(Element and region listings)

--- BEGIN ---

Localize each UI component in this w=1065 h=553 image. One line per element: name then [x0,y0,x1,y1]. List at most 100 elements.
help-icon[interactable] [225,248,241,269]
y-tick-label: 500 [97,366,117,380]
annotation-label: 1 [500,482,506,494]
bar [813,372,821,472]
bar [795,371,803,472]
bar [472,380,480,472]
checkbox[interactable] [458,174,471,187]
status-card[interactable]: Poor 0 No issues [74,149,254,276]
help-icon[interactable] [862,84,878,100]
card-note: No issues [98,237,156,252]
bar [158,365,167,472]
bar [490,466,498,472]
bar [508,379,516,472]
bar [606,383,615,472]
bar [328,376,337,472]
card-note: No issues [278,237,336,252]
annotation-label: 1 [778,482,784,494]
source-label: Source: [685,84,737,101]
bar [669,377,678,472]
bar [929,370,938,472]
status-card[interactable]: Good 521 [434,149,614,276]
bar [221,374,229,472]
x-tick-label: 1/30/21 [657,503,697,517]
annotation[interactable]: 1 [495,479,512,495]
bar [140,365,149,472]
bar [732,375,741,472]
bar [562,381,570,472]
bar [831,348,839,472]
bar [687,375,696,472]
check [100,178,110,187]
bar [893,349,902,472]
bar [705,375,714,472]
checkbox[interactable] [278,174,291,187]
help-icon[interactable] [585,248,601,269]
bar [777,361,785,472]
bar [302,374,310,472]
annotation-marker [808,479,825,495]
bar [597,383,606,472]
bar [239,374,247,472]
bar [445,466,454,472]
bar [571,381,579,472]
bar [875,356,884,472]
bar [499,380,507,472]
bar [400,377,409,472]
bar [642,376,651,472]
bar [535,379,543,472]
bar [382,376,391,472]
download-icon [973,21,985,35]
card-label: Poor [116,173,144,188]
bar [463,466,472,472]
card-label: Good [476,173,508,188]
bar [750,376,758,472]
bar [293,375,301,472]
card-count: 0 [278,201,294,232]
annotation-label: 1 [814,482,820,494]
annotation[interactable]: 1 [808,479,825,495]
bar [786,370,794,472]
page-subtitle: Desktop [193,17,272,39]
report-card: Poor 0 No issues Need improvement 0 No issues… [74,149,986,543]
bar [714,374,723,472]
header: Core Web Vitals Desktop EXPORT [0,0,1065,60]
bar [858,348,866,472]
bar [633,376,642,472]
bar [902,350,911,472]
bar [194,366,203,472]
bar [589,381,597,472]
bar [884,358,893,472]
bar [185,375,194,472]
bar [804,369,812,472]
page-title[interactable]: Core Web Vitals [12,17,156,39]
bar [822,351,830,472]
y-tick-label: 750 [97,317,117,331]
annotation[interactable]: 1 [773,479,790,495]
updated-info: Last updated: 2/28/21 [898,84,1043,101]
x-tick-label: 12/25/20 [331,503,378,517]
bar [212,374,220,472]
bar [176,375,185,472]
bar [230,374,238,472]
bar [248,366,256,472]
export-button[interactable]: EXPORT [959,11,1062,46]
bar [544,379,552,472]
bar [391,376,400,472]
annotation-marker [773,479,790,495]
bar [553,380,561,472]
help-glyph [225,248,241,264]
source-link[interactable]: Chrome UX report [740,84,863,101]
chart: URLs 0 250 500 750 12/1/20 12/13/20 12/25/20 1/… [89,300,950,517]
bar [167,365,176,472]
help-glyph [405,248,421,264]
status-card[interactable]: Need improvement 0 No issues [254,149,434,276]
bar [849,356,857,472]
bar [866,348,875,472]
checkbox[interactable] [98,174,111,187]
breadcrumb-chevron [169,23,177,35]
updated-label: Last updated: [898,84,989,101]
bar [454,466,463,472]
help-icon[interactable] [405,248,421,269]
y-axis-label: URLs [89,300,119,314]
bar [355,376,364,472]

--- END ---

DO THIS | Copy out every entry above line for line, with nothing changed.

RESPONSE |
Localize each UI component in this w=1065 h=553 image. One line per element: name then [x0,y0,x1,y1]. List at most 100 elements.
help-icon[interactable] [225,248,241,269]
y-tick-label: 500 [97,366,117,380]
annotation-label: 1 [500,482,506,494]
bar [813,372,821,472]
bar [795,371,803,472]
bar [472,380,480,472]
checkbox[interactable] [458,174,471,187]
status-card[interactable]: Poor 0 No issues [74,149,254,276]
help-icon[interactable] [862,84,878,100]
card-note: No issues [98,237,156,252]
bar [158,365,167,472]
bar [490,466,498,472]
bar [508,379,516,472]
bar [606,383,615,472]
bar [328,376,337,472]
card-note: No issues [278,237,336,252]
annotation-label: 1 [778,482,784,494]
source-label: Source: [685,84,737,101]
bar [669,377,678,472]
bar [929,370,938,472]
status-card[interactable]: Good 521 [434,149,614,276]
bar [221,374,229,472]
x-tick-label: 1/30/21 [657,503,697,517]
annotation[interactable]: 1 [495,479,512,495]
bar [140,365,149,472]
bar [732,375,741,472]
bar [562,381,570,472]
bar [831,348,839,472]
bar [687,375,696,472]
check [100,178,110,187]
bar [893,349,902,472]
bar [705,375,714,472]
checkbox[interactable] [278,174,291,187]
help-icon[interactable] [585,248,601,269]
bar [777,361,785,472]
bar [302,374,310,472]
annotation-marker [808,479,825,495]
bar [597,383,606,472]
bar [239,374,247,472]
bar [445,466,454,472]
bar [571,381,579,472]
bar [875,356,884,472]
bar [499,380,507,472]
bar [400,377,409,472]
bar [642,376,651,472]
bar [535,379,543,472]
bar [382,376,391,472]
download-icon [973,21,985,35]
card-label: Poor [116,173,144,188]
bar [463,466,472,472]
card-label: Good [476,173,508,188]
bar [750,376,758,472]
bar [293,375,301,472]
card-count: 0 [278,201,294,232]
annotation-label: 1 [814,482,820,494]
annotation[interactable]: 1 [808,479,825,495]
bar [786,370,794,472]
page-subtitle: Desktop [193,17,272,39]
report-card: Poor 0 No issues Need improvement 0 No issues… [74,149,986,543]
bar [714,374,723,472]
header: Core Web Vitals Desktop EXPORT [0,0,1065,60]
bar [858,348,866,472]
bar [633,376,642,472]
bar [902,350,911,472]
bar [194,366,203,472]
bar [589,381,597,472]
bar [884,358,893,472]
bar [185,375,194,472]
bar [804,369,812,472]
page-title[interactable]: Core Web Vitals [12,17,156,39]
bar [822,351,830,472]
y-tick-label: 750 [97,317,117,331]
annotation[interactable]: 1 [773,479,790,495]
updated-info: Last updated: 2/28/21 [898,84,1043,101]
x-tick-label: 12/25/20 [331,503,378,517]
bar [212,374,220,472]
bar [176,375,185,472]
bar [230,374,238,472]
bar [248,366,256,472]
export-button[interactable]: EXPORT [959,11,1062,46]
bar [544,379,552,472]
bar [391,376,400,472]
annotation-marker [773,479,790,495]
bar [553,380,561,472]
help-glyph [225,248,241,264]
source-link[interactable]: Chrome UX report [740,84,863,101]
chart: URLs 0 250 500 750 12/1/20 12/13/20 12/25/20 1/… [89,300,950,517]
bar [167,365,176,472]
help-glyph [405,248,421,264]
status-card[interactable]: Need improvement 0 No issues [254,149,434,276]
bar [849,356,857,472]
bar [866,348,875,472]
checkbox[interactable] [98,174,111,187]
breadcrumb-chevron [169,23,177,35]
updated-label: Last updated: [898,84,989,101]
bar [454,466,463,472]
help-icon[interactable] [405,248,421,269]
y-axis-label: URLs [89,300,119,314]
bar [355,376,364,472]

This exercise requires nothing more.